### EXERCISE AIM
Please convert the data below into a numbered list with one entry per line, leaving out any blank lines.

### DATA EXTRACT

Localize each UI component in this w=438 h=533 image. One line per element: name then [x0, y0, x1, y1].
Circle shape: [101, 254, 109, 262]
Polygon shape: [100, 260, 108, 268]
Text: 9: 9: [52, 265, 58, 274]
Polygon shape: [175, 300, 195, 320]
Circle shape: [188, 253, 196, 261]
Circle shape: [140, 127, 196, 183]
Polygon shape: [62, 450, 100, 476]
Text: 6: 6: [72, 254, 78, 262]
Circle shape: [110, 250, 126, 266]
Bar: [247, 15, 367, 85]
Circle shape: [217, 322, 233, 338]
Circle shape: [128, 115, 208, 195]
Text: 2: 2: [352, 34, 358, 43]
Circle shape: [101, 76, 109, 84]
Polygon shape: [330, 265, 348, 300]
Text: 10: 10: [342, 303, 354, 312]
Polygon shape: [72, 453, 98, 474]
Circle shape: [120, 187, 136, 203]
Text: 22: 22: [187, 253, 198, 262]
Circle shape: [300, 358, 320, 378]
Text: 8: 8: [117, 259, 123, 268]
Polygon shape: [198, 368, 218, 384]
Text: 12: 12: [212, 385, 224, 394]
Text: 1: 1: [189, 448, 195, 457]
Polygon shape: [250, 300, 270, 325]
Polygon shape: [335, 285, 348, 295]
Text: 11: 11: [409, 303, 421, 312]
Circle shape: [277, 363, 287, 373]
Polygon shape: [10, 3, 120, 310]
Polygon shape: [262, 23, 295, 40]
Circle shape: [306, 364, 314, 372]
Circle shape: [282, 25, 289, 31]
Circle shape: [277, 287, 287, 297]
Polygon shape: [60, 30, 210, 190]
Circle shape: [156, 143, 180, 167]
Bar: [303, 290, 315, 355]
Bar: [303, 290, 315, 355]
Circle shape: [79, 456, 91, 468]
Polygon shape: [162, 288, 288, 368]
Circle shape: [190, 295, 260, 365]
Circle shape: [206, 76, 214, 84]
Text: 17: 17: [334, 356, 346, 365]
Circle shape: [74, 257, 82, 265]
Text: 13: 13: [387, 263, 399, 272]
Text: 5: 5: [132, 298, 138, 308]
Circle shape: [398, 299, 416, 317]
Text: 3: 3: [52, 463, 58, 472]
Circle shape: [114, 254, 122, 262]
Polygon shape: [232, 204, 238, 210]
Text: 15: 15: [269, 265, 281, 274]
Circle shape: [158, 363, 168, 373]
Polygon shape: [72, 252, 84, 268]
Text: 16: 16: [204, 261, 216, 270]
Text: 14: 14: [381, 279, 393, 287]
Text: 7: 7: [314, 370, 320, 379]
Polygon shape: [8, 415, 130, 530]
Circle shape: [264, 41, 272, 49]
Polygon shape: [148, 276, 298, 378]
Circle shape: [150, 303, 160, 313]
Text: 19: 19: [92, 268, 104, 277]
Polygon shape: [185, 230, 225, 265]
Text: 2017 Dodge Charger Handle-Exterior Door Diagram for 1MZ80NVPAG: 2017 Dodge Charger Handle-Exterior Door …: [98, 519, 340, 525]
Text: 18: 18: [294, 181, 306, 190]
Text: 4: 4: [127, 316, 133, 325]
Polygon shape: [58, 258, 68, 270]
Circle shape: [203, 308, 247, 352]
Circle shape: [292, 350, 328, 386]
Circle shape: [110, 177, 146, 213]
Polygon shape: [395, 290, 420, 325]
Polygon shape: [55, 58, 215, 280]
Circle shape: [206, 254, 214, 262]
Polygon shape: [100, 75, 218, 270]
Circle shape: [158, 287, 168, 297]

### PROBLEM SOLUTION
1. Localize each UI component in this w=438 h=533 image. One line per element: name then [x0, y0, x1, y1].
2. Circle shape: [101, 254, 109, 262]
3. Polygon shape: [100, 260, 108, 268]
4. Text: 9: 9: [52, 265, 58, 274]
5. Polygon shape: [175, 300, 195, 320]
6. Circle shape: [188, 253, 196, 261]
7. Circle shape: [140, 127, 196, 183]
8. Polygon shape: [62, 450, 100, 476]
9. Text: 6: 6: [72, 254, 78, 262]
10. Circle shape: [110, 250, 126, 266]
11. Bar: [247, 15, 367, 85]
12. Circle shape: [217, 322, 233, 338]
13. Circle shape: [128, 115, 208, 195]
14. Text: 2: 2: [352, 34, 358, 43]
15. Circle shape: [101, 76, 109, 84]
16. Polygon shape: [330, 265, 348, 300]
17. Text: 10: 10: [342, 303, 354, 312]
18. Polygon shape: [72, 453, 98, 474]
19. Circle shape: [120, 187, 136, 203]
20. Text: 22: 22: [187, 253, 198, 262]
21. Circle shape: [300, 358, 320, 378]
22. Text: 8: 8: [117, 259, 123, 268]
23. Polygon shape: [198, 368, 218, 384]
24. Text: 12: 12: [212, 385, 224, 394]
25. Text: 1: 1: [189, 448, 195, 457]
26. Polygon shape: [250, 300, 270, 325]
27. Polygon shape: [335, 285, 348, 295]
28. Text: 11: 11: [409, 303, 421, 312]
29. Circle shape: [277, 363, 287, 373]
30. Polygon shape: [10, 3, 120, 310]
31. Polygon shape: [262, 23, 295, 40]
32. Circle shape: [306, 364, 314, 372]
33. Circle shape: [282, 25, 289, 31]
34. Circle shape: [277, 287, 287, 297]
35. Polygon shape: [60, 30, 210, 190]
36. Circle shape: [156, 143, 180, 167]
37. Bar: [303, 290, 315, 355]
38. Bar: [303, 290, 315, 355]
39. Circle shape: [79, 456, 91, 468]
40. Polygon shape: [162, 288, 288, 368]
41. Circle shape: [190, 295, 260, 365]
42. Circle shape: [206, 76, 214, 84]
43. Text: 17: 17: [334, 356, 346, 365]
44. Circle shape: [74, 257, 82, 265]
45. Text: 13: 13: [387, 263, 399, 272]
46. Text: 5: 5: [132, 298, 138, 308]
47. Circle shape: [398, 299, 416, 317]
48. Text: 3: 3: [52, 463, 58, 472]
49. Circle shape: [114, 254, 122, 262]
50. Polygon shape: [232, 204, 238, 210]
51. Text: 15: 15: [269, 265, 281, 274]
52. Circle shape: [158, 363, 168, 373]
53. Polygon shape: [72, 252, 84, 268]
54. Text: 16: 16: [204, 261, 216, 270]
55. Text: 14: 14: [381, 279, 393, 287]
56. Text: 7: 7: [314, 370, 320, 379]
57. Polygon shape: [8, 415, 130, 530]
58. Circle shape: [264, 41, 272, 49]
59. Polygon shape: [148, 276, 298, 378]
60. Circle shape: [150, 303, 160, 313]
61. Text: 19: 19: [92, 268, 104, 277]
62. Polygon shape: [185, 230, 225, 265]
63. Text: 2017 Dodge Charger Handle-Exterior Door Diagram for 1MZ80NVPAG: 2017 Dodge Charger Handle-Exterior Door …: [98, 519, 340, 525]
64. Text: 18: 18: [294, 181, 306, 190]
65. Text: 4: 4: [127, 316, 133, 325]
66. Polygon shape: [58, 258, 68, 270]
67. Circle shape: [203, 308, 247, 352]
68. Circle shape: [292, 350, 328, 386]
69. Circle shape: [110, 177, 146, 213]
70. Polygon shape: [395, 290, 420, 325]
71. Polygon shape: [55, 58, 215, 280]
72. Circle shape: [206, 254, 214, 262]
73. Polygon shape: [100, 75, 218, 270]
74. Circle shape: [158, 287, 168, 297]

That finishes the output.